> _Given request_:
Reproduce each line from the records that holds "meta".

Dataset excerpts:
• • • • •
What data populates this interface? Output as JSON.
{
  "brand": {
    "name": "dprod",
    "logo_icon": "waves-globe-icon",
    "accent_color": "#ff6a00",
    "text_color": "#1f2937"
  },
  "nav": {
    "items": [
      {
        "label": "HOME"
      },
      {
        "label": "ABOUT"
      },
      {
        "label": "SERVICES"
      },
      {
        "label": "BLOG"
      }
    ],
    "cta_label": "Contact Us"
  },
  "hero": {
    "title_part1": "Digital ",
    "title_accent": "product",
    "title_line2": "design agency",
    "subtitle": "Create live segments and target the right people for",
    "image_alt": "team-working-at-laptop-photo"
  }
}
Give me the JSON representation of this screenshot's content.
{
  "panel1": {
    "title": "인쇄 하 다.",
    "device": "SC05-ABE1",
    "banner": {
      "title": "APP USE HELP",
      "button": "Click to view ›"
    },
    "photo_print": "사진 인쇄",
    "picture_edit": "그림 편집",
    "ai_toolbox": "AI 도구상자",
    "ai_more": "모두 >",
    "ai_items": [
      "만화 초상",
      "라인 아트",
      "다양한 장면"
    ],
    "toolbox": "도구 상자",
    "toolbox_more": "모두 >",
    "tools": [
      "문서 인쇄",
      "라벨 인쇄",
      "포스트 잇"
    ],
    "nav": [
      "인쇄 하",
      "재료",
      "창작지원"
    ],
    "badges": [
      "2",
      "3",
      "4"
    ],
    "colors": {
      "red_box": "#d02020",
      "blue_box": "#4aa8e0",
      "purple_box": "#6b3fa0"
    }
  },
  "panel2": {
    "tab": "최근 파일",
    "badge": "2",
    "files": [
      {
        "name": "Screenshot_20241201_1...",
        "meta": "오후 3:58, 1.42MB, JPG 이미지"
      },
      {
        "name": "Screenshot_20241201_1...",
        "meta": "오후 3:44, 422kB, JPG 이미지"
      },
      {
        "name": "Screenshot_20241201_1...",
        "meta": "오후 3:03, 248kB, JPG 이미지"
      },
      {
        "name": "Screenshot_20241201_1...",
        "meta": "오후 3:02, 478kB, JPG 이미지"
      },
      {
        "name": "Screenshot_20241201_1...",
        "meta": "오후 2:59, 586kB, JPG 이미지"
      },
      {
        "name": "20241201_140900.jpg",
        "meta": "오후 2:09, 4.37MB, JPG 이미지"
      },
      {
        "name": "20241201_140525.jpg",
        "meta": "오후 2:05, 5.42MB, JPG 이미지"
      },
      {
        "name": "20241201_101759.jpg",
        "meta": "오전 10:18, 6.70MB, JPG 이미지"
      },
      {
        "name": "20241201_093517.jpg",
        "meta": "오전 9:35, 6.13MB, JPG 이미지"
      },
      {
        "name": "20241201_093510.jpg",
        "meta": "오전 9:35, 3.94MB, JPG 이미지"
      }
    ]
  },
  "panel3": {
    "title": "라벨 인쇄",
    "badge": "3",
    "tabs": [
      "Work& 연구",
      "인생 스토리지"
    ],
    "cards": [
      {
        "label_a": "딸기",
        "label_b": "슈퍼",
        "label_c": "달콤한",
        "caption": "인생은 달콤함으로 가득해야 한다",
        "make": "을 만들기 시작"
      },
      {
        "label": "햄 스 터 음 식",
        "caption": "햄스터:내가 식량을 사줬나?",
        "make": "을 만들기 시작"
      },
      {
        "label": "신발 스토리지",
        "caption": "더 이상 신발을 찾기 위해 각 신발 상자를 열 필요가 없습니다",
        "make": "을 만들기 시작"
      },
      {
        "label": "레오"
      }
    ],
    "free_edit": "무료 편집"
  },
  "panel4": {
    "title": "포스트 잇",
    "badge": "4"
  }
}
• • • • •
> _Result of this exercise_:
        "meta": "오후 3:58, 1.42MB, JPG 이미지"
        "meta": "오후 3:44, 422kB, JPG 이미지"
        "meta": "오후 3:03, 248kB, JPG 이미지"
        "meta": "오후 3:02, 478kB, JPG 이미지"
        "meta": "오후 2:59, 586kB, JPG 이미지"
        "meta": "오후 2:09, 4.37MB, JPG 이미지"
        "meta": "오후 2:05, 5.42MB, JPG 이미지"
        "meta": "오전 10:18, 6.70MB, JPG 이미지"
        "meta": "오전 9:35, 6.13MB, JPG 이미지"
        "meta": "오전 9:35, 3.94MB, JPG 이미지"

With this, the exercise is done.